-- DATA --
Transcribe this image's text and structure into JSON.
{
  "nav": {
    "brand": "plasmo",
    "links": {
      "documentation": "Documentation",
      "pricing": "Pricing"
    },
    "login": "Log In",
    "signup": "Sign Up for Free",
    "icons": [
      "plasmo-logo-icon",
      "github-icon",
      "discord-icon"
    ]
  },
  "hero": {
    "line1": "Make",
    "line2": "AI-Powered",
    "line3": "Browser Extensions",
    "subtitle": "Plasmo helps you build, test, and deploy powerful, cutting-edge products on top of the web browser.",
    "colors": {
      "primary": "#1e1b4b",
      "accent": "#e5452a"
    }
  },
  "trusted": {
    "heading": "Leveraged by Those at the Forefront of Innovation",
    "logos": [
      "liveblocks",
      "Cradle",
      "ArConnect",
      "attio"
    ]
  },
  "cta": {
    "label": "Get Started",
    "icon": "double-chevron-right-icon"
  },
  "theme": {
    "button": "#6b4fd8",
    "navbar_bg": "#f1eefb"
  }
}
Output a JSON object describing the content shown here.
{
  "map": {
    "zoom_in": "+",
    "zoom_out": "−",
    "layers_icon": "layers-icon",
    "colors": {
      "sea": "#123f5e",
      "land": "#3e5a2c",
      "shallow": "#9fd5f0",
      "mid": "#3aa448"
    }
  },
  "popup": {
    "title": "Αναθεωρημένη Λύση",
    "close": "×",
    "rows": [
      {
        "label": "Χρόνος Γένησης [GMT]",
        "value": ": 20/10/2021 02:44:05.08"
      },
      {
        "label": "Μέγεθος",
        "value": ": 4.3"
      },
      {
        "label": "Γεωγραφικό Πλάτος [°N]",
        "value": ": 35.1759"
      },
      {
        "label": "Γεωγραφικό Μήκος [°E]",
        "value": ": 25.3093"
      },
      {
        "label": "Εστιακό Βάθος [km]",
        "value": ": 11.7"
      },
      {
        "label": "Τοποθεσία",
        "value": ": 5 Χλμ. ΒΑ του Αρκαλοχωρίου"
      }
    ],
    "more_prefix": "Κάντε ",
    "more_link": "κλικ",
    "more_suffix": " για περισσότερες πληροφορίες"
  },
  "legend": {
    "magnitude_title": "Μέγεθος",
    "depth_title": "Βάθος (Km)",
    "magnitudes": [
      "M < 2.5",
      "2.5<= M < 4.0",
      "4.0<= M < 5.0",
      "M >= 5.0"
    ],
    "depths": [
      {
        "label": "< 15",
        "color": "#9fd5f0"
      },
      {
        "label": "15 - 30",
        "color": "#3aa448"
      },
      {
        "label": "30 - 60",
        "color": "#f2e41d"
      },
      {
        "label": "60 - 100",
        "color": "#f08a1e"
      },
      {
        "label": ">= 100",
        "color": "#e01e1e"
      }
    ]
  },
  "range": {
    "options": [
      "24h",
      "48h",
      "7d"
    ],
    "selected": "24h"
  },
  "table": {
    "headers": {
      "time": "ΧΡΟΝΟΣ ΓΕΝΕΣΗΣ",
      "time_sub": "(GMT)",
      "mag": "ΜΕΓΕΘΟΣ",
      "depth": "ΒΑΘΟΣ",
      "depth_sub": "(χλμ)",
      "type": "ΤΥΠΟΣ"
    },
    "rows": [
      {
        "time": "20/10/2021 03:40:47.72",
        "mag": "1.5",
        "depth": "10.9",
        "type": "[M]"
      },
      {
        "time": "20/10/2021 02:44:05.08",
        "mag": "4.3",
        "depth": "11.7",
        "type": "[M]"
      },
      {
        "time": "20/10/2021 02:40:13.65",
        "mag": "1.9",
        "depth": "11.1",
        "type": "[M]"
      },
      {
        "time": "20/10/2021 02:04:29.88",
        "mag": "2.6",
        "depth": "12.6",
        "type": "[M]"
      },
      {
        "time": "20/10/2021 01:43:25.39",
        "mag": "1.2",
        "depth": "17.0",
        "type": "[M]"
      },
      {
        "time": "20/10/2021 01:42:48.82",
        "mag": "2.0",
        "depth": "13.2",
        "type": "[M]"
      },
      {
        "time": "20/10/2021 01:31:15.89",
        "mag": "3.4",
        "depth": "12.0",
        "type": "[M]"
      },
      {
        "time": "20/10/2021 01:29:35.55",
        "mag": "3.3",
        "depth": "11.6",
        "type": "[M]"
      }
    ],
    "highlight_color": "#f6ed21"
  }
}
---
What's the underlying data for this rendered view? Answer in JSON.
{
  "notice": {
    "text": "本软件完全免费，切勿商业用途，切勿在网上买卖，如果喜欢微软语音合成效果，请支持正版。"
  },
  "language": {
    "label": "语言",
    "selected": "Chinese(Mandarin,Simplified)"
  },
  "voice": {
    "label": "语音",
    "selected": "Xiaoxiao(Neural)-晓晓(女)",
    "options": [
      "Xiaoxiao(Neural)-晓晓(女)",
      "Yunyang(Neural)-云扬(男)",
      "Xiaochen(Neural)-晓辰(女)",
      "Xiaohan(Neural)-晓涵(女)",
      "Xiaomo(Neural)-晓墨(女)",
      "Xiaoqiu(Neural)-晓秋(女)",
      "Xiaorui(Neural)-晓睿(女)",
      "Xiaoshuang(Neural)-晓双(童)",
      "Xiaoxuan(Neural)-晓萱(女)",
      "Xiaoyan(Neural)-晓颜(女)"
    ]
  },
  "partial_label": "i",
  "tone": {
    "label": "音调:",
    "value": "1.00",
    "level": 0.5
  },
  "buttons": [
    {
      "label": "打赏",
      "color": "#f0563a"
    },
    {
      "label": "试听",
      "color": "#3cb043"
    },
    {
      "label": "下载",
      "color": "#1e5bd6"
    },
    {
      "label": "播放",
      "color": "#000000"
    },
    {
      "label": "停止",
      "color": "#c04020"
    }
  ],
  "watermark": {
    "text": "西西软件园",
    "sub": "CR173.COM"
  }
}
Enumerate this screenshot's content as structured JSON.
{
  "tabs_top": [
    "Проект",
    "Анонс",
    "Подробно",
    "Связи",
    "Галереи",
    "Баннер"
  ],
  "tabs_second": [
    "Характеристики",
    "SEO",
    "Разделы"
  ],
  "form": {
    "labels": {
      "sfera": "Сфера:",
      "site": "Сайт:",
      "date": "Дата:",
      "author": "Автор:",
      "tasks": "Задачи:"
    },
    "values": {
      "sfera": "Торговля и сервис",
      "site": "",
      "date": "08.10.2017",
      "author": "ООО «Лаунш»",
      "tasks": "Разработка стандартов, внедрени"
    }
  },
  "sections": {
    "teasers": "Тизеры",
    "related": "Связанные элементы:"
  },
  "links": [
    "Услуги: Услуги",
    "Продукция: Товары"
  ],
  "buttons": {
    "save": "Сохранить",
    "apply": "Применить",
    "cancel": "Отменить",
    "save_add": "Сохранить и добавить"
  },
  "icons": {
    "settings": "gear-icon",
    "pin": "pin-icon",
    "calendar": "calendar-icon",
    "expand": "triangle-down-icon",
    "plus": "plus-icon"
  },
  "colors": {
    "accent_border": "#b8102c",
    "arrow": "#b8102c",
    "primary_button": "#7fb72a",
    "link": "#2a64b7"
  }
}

-- TASK DIRECTIONS --
Locate the word "Μέγεθος" in the records above, and return each line that has it.

-- RESULT --
        "label": "Μέγεθος",
    "magnitude_title": "Μέγεθος",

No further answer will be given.